### Record list
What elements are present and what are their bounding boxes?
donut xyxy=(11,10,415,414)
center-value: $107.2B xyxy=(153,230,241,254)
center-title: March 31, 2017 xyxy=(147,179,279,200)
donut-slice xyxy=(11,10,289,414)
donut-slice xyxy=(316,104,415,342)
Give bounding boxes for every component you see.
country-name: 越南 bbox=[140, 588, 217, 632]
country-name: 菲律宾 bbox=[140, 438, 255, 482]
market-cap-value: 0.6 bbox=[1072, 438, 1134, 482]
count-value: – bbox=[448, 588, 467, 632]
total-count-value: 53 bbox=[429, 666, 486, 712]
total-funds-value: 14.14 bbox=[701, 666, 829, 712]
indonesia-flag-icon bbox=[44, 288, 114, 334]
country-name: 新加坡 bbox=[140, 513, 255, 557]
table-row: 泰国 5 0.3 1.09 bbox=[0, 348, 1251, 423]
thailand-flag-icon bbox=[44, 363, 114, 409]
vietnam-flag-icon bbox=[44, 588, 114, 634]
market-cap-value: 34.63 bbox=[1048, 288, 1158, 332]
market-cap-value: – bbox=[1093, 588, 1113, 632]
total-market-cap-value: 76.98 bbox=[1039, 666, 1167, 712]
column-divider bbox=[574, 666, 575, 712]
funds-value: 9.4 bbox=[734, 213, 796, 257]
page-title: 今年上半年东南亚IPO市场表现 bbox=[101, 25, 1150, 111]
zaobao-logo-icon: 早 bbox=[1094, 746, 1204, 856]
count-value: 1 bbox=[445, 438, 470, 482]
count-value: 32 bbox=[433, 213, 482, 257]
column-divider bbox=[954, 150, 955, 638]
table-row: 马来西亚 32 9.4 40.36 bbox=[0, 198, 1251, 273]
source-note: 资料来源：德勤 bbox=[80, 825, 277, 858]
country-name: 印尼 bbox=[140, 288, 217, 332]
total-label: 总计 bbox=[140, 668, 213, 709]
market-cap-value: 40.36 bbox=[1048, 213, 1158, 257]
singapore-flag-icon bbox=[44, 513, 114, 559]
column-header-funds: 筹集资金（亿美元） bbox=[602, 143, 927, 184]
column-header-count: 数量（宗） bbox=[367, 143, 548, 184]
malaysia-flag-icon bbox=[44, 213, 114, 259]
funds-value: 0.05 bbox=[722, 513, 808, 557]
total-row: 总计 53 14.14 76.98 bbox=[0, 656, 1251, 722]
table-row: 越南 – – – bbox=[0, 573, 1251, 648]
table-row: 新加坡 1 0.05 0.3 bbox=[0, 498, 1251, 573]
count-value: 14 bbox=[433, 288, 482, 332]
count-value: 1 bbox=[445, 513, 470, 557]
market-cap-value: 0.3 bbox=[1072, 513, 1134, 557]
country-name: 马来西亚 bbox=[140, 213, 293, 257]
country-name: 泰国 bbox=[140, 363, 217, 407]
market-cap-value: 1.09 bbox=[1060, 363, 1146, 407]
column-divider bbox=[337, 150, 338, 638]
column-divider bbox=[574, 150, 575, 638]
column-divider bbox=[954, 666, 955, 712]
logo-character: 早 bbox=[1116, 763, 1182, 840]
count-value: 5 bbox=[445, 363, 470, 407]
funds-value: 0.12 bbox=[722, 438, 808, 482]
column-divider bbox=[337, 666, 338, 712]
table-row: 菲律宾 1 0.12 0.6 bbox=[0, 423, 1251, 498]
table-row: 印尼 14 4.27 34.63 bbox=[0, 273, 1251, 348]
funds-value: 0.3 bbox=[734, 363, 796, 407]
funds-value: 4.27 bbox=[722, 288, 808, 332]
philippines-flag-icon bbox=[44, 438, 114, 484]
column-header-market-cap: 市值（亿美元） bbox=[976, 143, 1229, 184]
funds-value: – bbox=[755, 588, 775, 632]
######
Copy every one of the rows above without any changes.

What elements are present and what are their bounding boxes?
donut xyxy=(11,10,415,414)
center-value: $107.2B xyxy=(153,230,241,254)
center-title: March 31, 2017 xyxy=(147,179,279,200)
donut-slice xyxy=(11,10,289,414)
donut-slice xyxy=(316,104,415,342)
Give bounding boxes for every component you see.
country-name: 越南 bbox=[140, 588, 217, 632]
country-name: 菲律宾 bbox=[140, 438, 255, 482]
market-cap-value: 0.6 bbox=[1072, 438, 1134, 482]
count-value: – bbox=[448, 588, 467, 632]
total-count-value: 53 bbox=[429, 666, 486, 712]
total-funds-value: 14.14 bbox=[701, 666, 829, 712]
indonesia-flag-icon bbox=[44, 288, 114, 334]
country-name: 新加坡 bbox=[140, 513, 255, 557]
table-row: 泰国 5 0.3 1.09 bbox=[0, 348, 1251, 423]
thailand-flag-icon bbox=[44, 363, 114, 409]
vietnam-flag-icon bbox=[44, 588, 114, 634]
market-cap-value: 34.63 bbox=[1048, 288, 1158, 332]
market-cap-value: – bbox=[1093, 588, 1113, 632]
total-market-cap-value: 76.98 bbox=[1039, 666, 1167, 712]
column-divider bbox=[574, 666, 575, 712]
funds-value: 9.4 bbox=[734, 213, 796, 257]
page-title: 今年上半年东南亚IPO市场表现 bbox=[101, 25, 1150, 111]
zaobao-logo-icon: 早 bbox=[1094, 746, 1204, 856]
count-value: 1 bbox=[445, 438, 470, 482]
count-value: 32 bbox=[433, 213, 482, 257]
column-divider bbox=[954, 150, 955, 638]
table-row: 马来西亚 32 9.4 40.36 bbox=[0, 198, 1251, 273]
source-note: 资料来源：德勤 bbox=[80, 825, 277, 858]
country-name: 印尼 bbox=[140, 288, 217, 332]
total-label: 总计 bbox=[140, 668, 213, 709]
market-cap-value: 40.36 bbox=[1048, 213, 1158, 257]
singapore-flag-icon bbox=[44, 513, 114, 559]
column-header-funds: 筹集资金（亿美元） bbox=[602, 143, 927, 184]
column-header-count: 数量（宗） bbox=[367, 143, 548, 184]
malaysia-flag-icon bbox=[44, 213, 114, 259]
funds-value: 0.05 bbox=[722, 513, 808, 557]
total-row: 总计 53 14.14 76.98 bbox=[0, 656, 1251, 722]
table-row: 越南 – – – bbox=[0, 573, 1251, 648]
table-row: 新加坡 1 0.05 0.3 bbox=[0, 498, 1251, 573]
count-value: 14 bbox=[433, 288, 482, 332]
count-value: 1 bbox=[445, 513, 470, 557]
market-cap-value: 0.3 bbox=[1072, 513, 1134, 557]
country-name: 马来西亚 bbox=[140, 213, 293, 257]
country-name: 泰国 bbox=[140, 363, 217, 407]
market-cap-value: 1.09 bbox=[1060, 363, 1146, 407]
column-divider bbox=[337, 150, 338, 638]
column-divider bbox=[574, 150, 575, 638]
column-divider bbox=[954, 666, 955, 712]
logo-character: 早 bbox=[1116, 763, 1182, 840]
count-value: 5 bbox=[445, 363, 470, 407]
funds-value: 0.12 bbox=[722, 438, 808, 482]
column-divider bbox=[337, 666, 338, 712]
table-row: 菲律宾 1 0.12 0.6 bbox=[0, 423, 1251, 498]
table-row: 印尼 14 4.27 34.63 bbox=[0, 273, 1251, 348]
funds-value: 0.3 bbox=[734, 363, 796, 407]
funds-value: 4.27 bbox=[722, 288, 808, 332]
philippines-flag-icon bbox=[44, 438, 114, 484]
column-header-market-cap: 市值（亿美元） bbox=[976, 143, 1229, 184]
funds-value: – bbox=[755, 588, 775, 632]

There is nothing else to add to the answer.